Directions
In full and without alteration, repeat the material.

Records
┌──

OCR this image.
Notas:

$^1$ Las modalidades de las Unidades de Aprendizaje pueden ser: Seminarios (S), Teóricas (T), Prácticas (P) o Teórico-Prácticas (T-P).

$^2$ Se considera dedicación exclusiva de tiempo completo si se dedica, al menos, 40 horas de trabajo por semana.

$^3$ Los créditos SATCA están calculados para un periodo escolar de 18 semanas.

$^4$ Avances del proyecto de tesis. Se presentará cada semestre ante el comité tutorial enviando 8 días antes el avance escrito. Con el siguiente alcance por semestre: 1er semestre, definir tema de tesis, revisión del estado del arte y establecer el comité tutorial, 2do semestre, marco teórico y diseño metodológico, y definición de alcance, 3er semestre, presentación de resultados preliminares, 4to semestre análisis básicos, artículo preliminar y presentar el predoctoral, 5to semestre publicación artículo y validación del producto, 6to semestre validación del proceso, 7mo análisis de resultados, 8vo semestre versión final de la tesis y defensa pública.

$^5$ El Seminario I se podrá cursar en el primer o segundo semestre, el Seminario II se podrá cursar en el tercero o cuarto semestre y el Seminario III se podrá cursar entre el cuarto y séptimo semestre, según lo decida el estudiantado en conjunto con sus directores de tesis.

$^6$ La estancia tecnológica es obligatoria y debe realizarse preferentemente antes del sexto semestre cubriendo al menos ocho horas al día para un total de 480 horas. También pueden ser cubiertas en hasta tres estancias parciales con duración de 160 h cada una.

└──

Solution to this task
OCR this image.
Notas:

$^1$ Las modalidades de las Unidades de Aprendizaje pueden ser: Seminarios (S), Teóricas (T), Prácticas (P) o Teórico-Prácticas (T-P).

$^2$ Se considera dedicación exclusiva de tiempo completo si se dedica, al menos, 40 horas de trabajo por semana.

$^3$ Los créditos SATCA están calculados para un periodo escolar de 18 semanas.

$^4$ Avances del proyecto de tesis. Se presentará cada semestre ante el comité tutorial enviando 8 días antes el avance escrito. Con el siguiente alcance por semestre: 1er semestre, definir tema de tesis, revisión del estado del arte y establecer el comité tutorial, 2do semestre, marco teórico y diseño metodológico, y definición de alcance, 3er semestre, presentación de resultados preliminares, 4to semestre análisis básicos, artículo preliminar y presentar el predoctoral, 5to semestre publicación artículo y validación del producto, 6to semestre validación del proceso, 7mo análisis de resultados, 8vo semestre versión final de la tesis y defensa pública.

$^5$ El Seminario I se podrá cursar en el primer o segundo semestre, el Seminario II se podrá cursar en el tercero o cuarto semestre y el Seminario III se podrá cursar entre el cuarto y séptimo semestre, según lo decida el estudiantado en conjunto con sus directores de tesis.

$^6$ La estancia tecnológica es obligatoria y debe realizarse preferentemente antes del sexto semestre cubriendo al menos ocho horas al día para un total de 480 horas. También pueden ser cubiertas en hasta tres estancias parciales con duración de 160 h cada una.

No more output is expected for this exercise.